(Recorded data)
::::

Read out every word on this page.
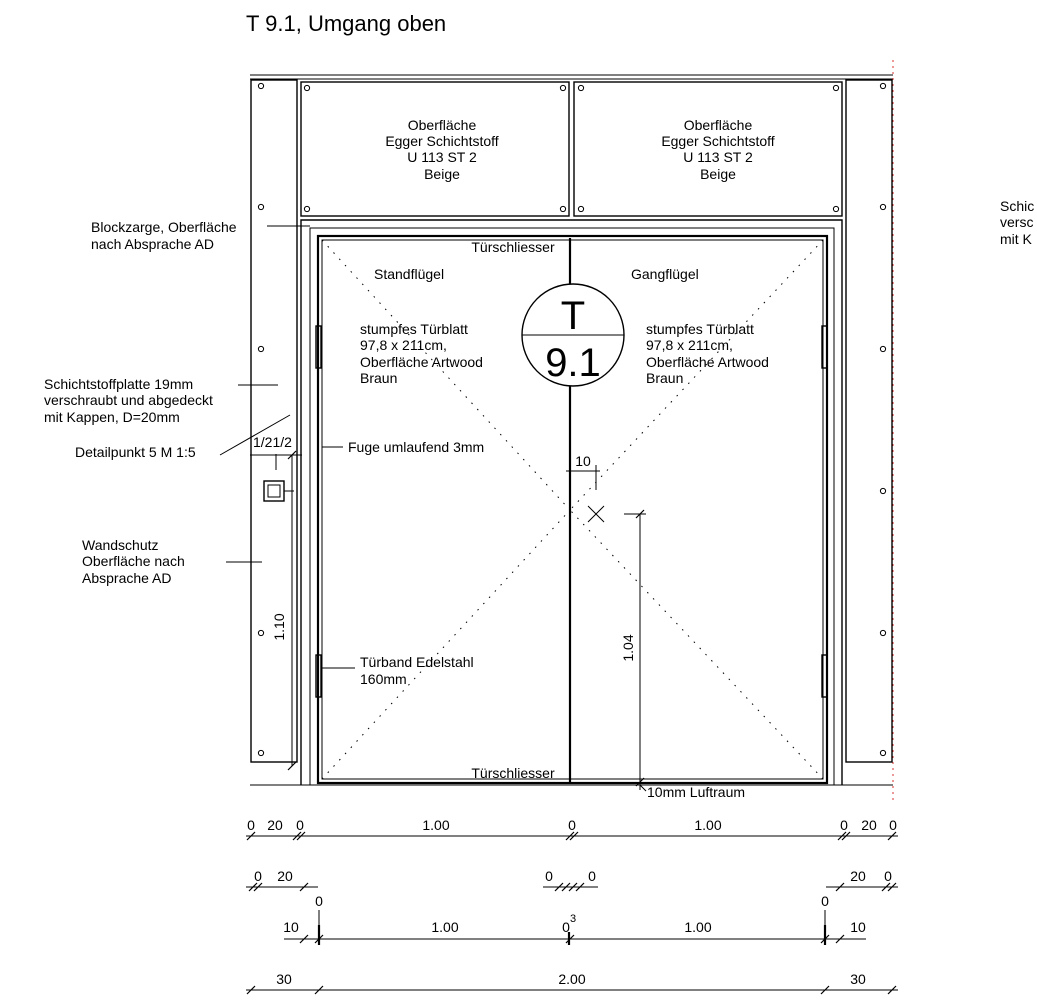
T 9.1, Umgang oben
Oberfläche
Egger Schichtstoff
U 113 ST 2
Beige
Oberfläche
Egger Schichtstoff
U 113 ST 2
Beige
Türschliesser
Türschliesser
Standflügel	Gangflügel
stumpfes Türblatt
97,8 x 211cm,
Oberfläche Artwood
Braun
stumpfes Türblatt
97,8 x 211cm,
Oberfläche Artwood
Braun
T
9.1
Türband Edelstahl
160mm
Fuge umlaufend 3mm
10
1.04
10mm Luftraum
1.10
1/21/2
Blockzarge, Oberfläche
nach Absprache AD
Schichtstoffplatte 19mm
verschraubt und abgedeckt
mit Kappen, D=20mm
Detailpunkt 5 M 1:5
Wandschutz
Oberfläche nach
Absprache AD
Schic
versc
mit K
0 20 0	1.00	0	1.00	0 20 0
0 20	0	0	20 0
10
0
1.00	0 3	1.00
0
10
30	2.00	30
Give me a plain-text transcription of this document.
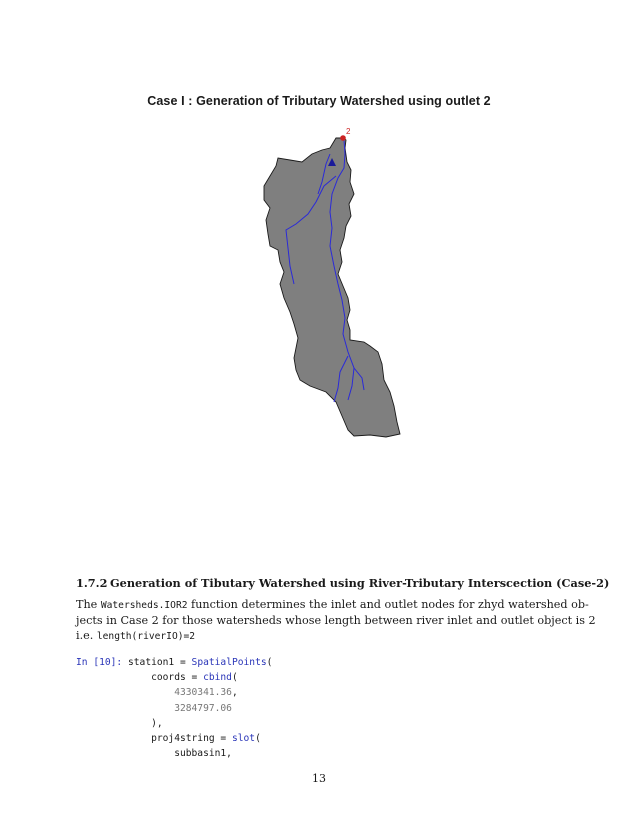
Case I : Generation of Tributary Watershed using outlet 2
2
1.7.2 Generation of Tibutary Watershed using River-Tributary Interscection (Case-2)
The Watersheds.IOR2 function determines the inlet and outlet nodes for zhyd watershed ob-
jects in Case 2 for those watersheds whose length between river inlet and outlet object is 2
i.e. length(riverIO)=2
In [10]: station1 = SpatialPoints(
coords = cbind(
4330341.36,
3284797.06
),
proj4string = slot(
subbasin1,
13
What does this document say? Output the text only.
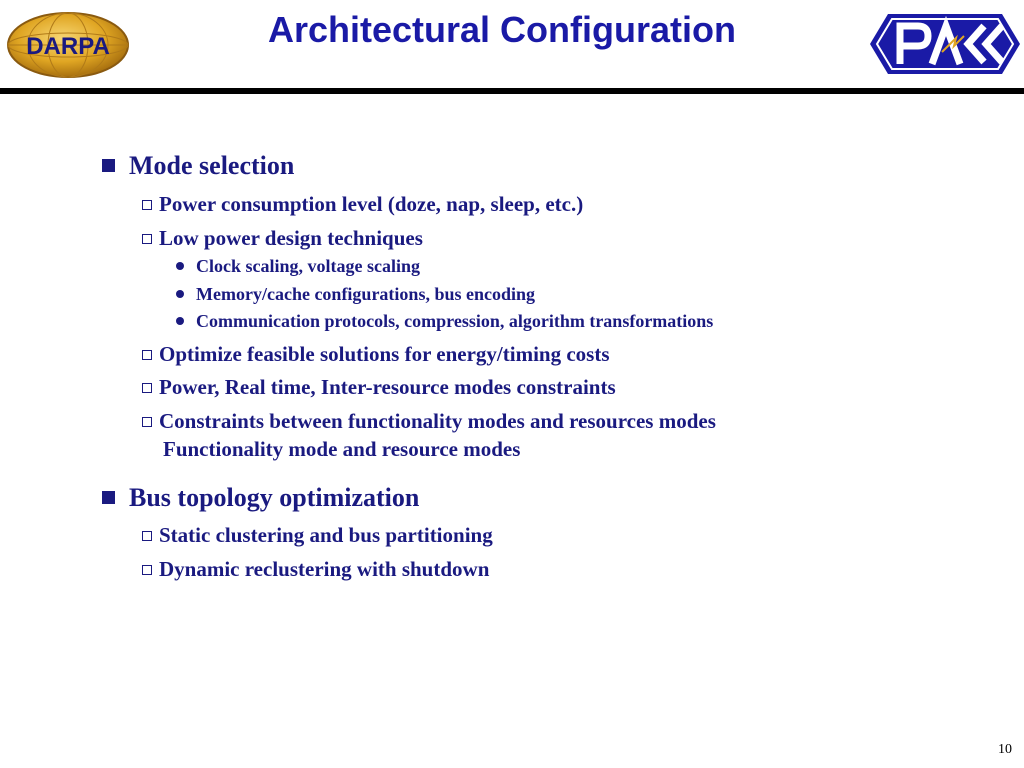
DARPA	Architectural Configuration	PACC
Mode selection
Power consumption level (doze, nap, sleep, etc.)
Low power design techniques
Clock scaling, voltage scaling
Memory/cache configurations, bus encoding
Communication protocols, compression, algorithm transformations
Optimize feasible solutions for energy/timing costs
Power, Real time, Inter-resource modes constraints
Constraints between functionality modes and resources modes
Functionality mode and resource modes
Bus topology optimization
Static clustering and bus partitioning
Dynamic reclustering with shutdown
10
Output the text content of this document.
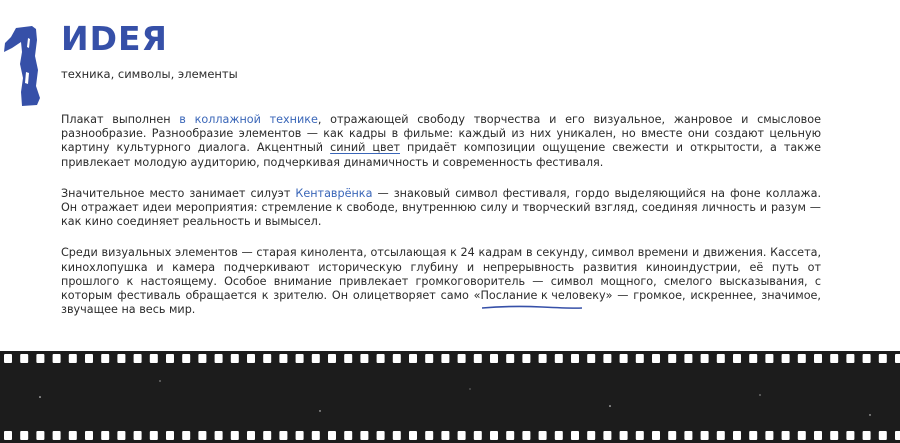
ИDEЯ
техника, символы, элементы

Плакат выполнен в коллажной технике, отражающей свободу творчества и его визуальное, жанровое и смысловое разнообразие. Разнообразие элементов — как кадры в фильме: каждый из них уникален, но вместе они создают цельную картину культурного диалога. Акцентный синий цвет придаёт композиции ощущение свежести и открытости, а также привлекает молодую аудиторию, подчеркивая динамичность и современность фестиваля.

Значительное место занимает силуэт Кентаврёнка — знаковый символ фестиваля, гордо выделяющийся на фоне коллажа. Он отражает идеи мероприятия: стремление к свободе, внутреннюю силу и творческий взгляд, соединяя личность и разум — как кино соединяет реальность и вымысел.

Среди визуальных элементов — старая кинолента, отсылающая к 24 кадрам в секунду, символ времени и движения. Кассета, кинохлопушка и камера подчеркивают историческую глубину и непрерывность развития киноиндустрии, её путь от прошлого к настоящему. Особое внимание привлекает громкоговоритель — символ мощного, смелого высказывания, с которым фестиваль обращается к зрителю. Он олицетворяет само «Послание к человеку»
— громкое, искреннее, значимое, звучащее на весь мир.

::::

Direction: Without including any pictures, print all of the material exactly as given.

Answer for this exercise:
Read out every word on this page.
T 9.1, Umgang oben
Oberfläche
Egger Schichtstoff
U 113 ST 2
Beige
Oberfläche
Egger Schichtstoff
U 113 ST 2
Beige
Türschliesser
Türschliesser
Standflügel	Gangflügel
stumpfes Türblatt
97,8 x 211cm,
Oberfläche Artwood
Braun
stumpfes Türblatt
97,8 x 211cm,
Oberfläche Artwood
Braun
T
9.1
Türband Edelstahl
160mm
Fuge umlaufend 3mm
10
1.04
10mm Luftraum
1.10
1/21/2
Blockzarge, Oberfläche
nach Absprache AD
Schichtstoffplatte 19mm
verschraubt und abgedeckt
mit Kappen, D=20mm
Detailpunkt 5 M 1:5
Wandschutz
Oberfläche nach
Absprache AD
Schic
versc
mit K
0 20 0	1.00	0	1.00	0 20 0
0 20	0	0	20 0
10
0
1.00	0 3	1.00
0
10
30	2.00	30
Give me a plain-text transcription of this document.
Case I : Generation of Tributary Watershed using outlet 2
2
1.7.2 Generation of Tibutary Watershed using River-Tributary Interscection (Case-2)
The Watersheds.IOR2 function determines the inlet and outlet nodes for zhyd watershed ob-
jects in Case 2 for those watersheds whose length between river inlet and outlet object is 2
i.e. length(riverIO)=2
In [10]: station1 = SpatialPoints(
coords = cbind(
4330341.36,
3284797.06
),
proj4string = slot(
subbasin1,
13
What does this document say? Output the text only.
DARPA	Architectural Configuration	PACC
Mode selection
Power consumption level (doze, nap, sleep, etc.)
Low power design techniques
Clock scaling, voltage scaling
Memory/cache configurations, bus encoding
Communication protocols, compression, algorithm transformations
Optimize feasible solutions for energy/timing costs
Power, Real time, Inter-resource modes constraints
Constraints between functionality modes and resources modes
Functionality mode and resource modes
Bus topology optimization
Static clustering and bus partitioning
Dynamic reclustering with shutdown
10
Output the text content of this document.
ИDEЯ
техника, символы, элементы

Плакат выполнен в коллажной технике, отражающей свободу творчества и его визуальное, жанровое и смысловое разнообразие. Разнообразие элементов — как кадры в фильме: каждый из них уникален, но вместе они создают цельную картину культурного диалога. Акцентный синий цвет придаёт композиции ощущение свежести и открытости, а также привлекает молодую аудиторию, подчеркивая динамичность и современность фестиваля.

Значительное место занимает силуэт Кентаврёнка — знаковый символ фестиваля, гордо выделяющийся на фоне коллажа. Он отражает идеи мероприятия: стремление к свободе, внутреннюю силу и творческий взгляд, соединяя личность и разум — как кино соединяет реальность и вымысел.

Среди визуальных элементов — старая кинолента, отсылающая к 24 кадрам в секунду, символ времени и движения. Кассета, кинохлопушка и камера подчеркивают историческую глубину и непрерывность развития киноиндустрии, её путь от прошлого к настоящему. Особое внимание привлекает громкоговоритель — символ мощного, смелого высказывания, с которым фестиваль обращается к зрителю. Он олицетворяет само «Послание к человеку»
— громкое, искреннее, значимое, звучащее на весь мир.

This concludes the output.